• **Stated exercise**:
Find every line below that contains the word "ylabel" and copy it out.

• **Input for this task**:
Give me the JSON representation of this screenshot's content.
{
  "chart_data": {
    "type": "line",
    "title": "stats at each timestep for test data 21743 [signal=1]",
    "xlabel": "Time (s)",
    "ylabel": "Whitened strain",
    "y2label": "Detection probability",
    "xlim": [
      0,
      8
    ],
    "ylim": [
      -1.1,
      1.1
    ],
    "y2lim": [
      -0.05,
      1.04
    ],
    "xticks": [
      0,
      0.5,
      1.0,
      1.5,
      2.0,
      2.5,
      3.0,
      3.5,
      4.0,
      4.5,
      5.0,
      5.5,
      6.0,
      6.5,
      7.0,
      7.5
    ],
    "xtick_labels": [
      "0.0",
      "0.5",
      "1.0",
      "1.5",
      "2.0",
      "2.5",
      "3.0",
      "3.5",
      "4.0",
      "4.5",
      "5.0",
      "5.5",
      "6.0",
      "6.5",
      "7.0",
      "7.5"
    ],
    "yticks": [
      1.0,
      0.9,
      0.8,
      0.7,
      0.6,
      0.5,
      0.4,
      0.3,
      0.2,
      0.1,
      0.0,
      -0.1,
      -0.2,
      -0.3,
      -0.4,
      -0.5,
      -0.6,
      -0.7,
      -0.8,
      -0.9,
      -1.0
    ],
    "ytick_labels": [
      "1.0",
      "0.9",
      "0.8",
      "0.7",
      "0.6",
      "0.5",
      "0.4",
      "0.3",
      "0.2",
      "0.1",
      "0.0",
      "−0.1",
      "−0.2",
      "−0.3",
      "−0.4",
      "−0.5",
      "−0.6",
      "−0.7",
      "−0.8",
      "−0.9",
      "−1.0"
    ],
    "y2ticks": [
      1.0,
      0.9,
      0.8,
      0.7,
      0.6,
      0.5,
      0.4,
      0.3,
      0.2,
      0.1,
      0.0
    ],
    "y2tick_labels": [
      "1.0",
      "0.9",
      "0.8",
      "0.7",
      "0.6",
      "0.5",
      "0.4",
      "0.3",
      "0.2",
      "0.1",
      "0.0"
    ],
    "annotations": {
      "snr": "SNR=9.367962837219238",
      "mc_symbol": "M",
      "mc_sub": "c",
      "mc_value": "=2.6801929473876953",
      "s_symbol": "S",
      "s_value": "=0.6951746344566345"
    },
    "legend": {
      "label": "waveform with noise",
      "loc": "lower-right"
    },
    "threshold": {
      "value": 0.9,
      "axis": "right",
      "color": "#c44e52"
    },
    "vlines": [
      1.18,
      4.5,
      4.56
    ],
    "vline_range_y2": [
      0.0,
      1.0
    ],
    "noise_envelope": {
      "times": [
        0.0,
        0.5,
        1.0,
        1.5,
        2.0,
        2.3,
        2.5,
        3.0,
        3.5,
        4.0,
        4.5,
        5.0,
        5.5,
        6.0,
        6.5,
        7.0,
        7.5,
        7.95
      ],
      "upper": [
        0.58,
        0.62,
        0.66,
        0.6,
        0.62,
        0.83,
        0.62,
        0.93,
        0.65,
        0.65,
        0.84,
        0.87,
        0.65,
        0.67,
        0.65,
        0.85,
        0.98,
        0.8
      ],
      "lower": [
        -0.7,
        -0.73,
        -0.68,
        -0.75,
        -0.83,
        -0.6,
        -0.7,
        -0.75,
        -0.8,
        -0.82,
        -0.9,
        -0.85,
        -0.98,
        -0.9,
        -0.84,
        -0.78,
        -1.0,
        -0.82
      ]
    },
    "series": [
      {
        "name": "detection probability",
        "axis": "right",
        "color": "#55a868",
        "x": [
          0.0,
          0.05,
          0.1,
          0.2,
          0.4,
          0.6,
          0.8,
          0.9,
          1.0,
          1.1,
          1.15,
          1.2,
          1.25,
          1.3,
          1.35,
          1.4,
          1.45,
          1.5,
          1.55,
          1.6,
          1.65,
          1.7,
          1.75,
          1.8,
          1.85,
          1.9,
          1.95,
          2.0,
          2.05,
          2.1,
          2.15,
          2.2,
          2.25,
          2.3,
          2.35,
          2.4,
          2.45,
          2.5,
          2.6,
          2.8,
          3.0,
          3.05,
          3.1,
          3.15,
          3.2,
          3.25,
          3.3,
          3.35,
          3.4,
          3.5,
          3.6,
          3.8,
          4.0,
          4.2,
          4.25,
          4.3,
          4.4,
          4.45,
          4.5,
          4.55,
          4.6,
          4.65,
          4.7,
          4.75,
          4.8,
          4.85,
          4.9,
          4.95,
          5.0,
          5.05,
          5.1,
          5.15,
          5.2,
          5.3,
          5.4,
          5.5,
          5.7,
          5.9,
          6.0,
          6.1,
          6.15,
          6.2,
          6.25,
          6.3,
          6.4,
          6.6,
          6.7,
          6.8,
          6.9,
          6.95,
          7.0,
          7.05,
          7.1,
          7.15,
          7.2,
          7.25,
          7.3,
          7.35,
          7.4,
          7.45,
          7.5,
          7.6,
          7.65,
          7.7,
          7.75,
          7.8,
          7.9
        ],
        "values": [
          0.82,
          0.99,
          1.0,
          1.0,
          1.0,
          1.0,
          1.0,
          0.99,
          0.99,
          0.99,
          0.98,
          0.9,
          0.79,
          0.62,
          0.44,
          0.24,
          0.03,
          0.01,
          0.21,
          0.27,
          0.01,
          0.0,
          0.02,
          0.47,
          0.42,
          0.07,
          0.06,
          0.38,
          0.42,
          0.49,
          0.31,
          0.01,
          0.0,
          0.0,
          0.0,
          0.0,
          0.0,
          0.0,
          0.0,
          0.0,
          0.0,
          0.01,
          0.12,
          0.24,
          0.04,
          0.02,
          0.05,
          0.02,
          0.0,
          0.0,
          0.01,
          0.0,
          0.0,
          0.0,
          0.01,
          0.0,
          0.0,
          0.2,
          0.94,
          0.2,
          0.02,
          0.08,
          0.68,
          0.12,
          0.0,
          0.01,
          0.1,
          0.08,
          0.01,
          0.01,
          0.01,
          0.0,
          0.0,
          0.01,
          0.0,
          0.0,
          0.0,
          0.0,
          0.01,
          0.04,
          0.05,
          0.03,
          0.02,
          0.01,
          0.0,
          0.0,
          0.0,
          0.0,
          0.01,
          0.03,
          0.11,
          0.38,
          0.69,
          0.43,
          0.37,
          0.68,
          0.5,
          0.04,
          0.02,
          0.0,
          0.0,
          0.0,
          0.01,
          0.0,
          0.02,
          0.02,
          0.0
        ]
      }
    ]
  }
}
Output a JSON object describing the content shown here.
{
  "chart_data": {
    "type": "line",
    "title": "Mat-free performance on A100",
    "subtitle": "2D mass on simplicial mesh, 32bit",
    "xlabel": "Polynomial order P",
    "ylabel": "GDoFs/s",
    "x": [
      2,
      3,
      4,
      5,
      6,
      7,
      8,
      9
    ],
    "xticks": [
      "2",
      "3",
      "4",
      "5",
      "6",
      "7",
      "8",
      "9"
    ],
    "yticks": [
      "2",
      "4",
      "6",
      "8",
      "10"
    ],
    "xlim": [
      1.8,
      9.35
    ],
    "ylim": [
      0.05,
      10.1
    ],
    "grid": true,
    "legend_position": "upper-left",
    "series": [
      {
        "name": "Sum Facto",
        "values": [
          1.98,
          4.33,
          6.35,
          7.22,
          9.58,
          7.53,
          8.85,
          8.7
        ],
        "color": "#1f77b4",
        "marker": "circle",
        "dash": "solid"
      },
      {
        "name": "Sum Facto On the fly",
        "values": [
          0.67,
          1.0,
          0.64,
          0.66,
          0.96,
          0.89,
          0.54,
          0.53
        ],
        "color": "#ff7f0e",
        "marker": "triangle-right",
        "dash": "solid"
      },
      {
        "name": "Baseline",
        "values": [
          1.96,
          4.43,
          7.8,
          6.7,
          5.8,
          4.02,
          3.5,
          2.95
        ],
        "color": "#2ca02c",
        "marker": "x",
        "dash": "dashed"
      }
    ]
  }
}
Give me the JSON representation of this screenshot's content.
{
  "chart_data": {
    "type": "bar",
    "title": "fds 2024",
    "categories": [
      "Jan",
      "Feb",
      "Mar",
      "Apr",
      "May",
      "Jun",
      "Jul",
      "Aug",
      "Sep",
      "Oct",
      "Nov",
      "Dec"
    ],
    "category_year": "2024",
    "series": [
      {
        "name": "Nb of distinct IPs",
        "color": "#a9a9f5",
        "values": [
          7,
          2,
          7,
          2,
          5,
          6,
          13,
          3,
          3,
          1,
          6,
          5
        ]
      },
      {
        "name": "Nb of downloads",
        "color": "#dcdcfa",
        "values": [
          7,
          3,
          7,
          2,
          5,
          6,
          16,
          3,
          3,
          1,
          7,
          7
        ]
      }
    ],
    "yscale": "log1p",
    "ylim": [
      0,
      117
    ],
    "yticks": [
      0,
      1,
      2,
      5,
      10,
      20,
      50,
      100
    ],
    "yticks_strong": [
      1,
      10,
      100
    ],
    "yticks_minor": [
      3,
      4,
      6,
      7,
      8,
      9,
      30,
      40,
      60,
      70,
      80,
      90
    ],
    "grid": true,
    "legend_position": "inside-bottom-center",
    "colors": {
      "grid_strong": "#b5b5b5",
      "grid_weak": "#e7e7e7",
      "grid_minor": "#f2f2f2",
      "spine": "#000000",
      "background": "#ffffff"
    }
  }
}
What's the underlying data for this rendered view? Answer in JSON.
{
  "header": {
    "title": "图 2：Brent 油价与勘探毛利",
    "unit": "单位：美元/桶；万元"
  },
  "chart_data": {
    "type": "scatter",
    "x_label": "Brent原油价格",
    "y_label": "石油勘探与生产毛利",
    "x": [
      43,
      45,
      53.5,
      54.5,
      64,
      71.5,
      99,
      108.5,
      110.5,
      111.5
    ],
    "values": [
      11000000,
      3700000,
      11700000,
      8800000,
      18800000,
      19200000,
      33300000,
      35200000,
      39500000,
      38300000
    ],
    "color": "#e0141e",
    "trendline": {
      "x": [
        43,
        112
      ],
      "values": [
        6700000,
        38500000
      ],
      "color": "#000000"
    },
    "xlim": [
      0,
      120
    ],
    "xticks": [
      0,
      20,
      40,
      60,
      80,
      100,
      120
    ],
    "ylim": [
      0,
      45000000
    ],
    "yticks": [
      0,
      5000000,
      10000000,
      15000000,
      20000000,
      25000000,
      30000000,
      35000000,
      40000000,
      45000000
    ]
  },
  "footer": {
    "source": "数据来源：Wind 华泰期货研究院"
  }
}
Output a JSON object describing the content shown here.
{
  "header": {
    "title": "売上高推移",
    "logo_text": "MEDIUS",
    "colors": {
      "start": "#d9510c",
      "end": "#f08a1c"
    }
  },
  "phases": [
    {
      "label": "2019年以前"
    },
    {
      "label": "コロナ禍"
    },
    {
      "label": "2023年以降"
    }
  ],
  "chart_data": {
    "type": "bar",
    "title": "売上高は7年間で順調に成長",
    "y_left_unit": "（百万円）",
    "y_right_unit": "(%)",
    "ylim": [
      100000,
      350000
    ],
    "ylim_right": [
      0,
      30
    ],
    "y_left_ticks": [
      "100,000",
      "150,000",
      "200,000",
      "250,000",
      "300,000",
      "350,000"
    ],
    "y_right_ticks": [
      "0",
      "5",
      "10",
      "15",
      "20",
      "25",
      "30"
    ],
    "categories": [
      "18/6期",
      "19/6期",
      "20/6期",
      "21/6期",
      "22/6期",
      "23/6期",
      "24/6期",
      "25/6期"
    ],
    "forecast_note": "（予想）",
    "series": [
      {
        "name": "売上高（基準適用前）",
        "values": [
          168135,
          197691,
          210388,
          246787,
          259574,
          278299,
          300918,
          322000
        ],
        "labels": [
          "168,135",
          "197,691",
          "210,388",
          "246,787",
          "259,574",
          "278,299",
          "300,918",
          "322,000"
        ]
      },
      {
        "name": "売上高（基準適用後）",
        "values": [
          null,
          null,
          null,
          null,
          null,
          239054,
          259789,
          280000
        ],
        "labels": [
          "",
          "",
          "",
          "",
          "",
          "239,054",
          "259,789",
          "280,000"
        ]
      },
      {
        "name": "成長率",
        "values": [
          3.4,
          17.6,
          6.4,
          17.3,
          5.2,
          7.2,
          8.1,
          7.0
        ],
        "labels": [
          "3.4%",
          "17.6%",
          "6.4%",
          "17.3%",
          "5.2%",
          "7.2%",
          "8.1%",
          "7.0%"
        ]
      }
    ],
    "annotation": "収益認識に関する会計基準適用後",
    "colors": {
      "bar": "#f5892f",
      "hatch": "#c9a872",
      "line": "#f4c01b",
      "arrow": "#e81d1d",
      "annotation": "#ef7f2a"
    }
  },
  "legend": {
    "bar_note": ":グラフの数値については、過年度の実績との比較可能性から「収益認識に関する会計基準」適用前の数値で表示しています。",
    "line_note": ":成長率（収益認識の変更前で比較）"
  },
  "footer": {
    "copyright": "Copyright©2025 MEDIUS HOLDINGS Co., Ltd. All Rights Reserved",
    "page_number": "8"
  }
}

• **Result below**:
    "ylabel": "Whitened strain",
    "ylabel": "GDoFs/s",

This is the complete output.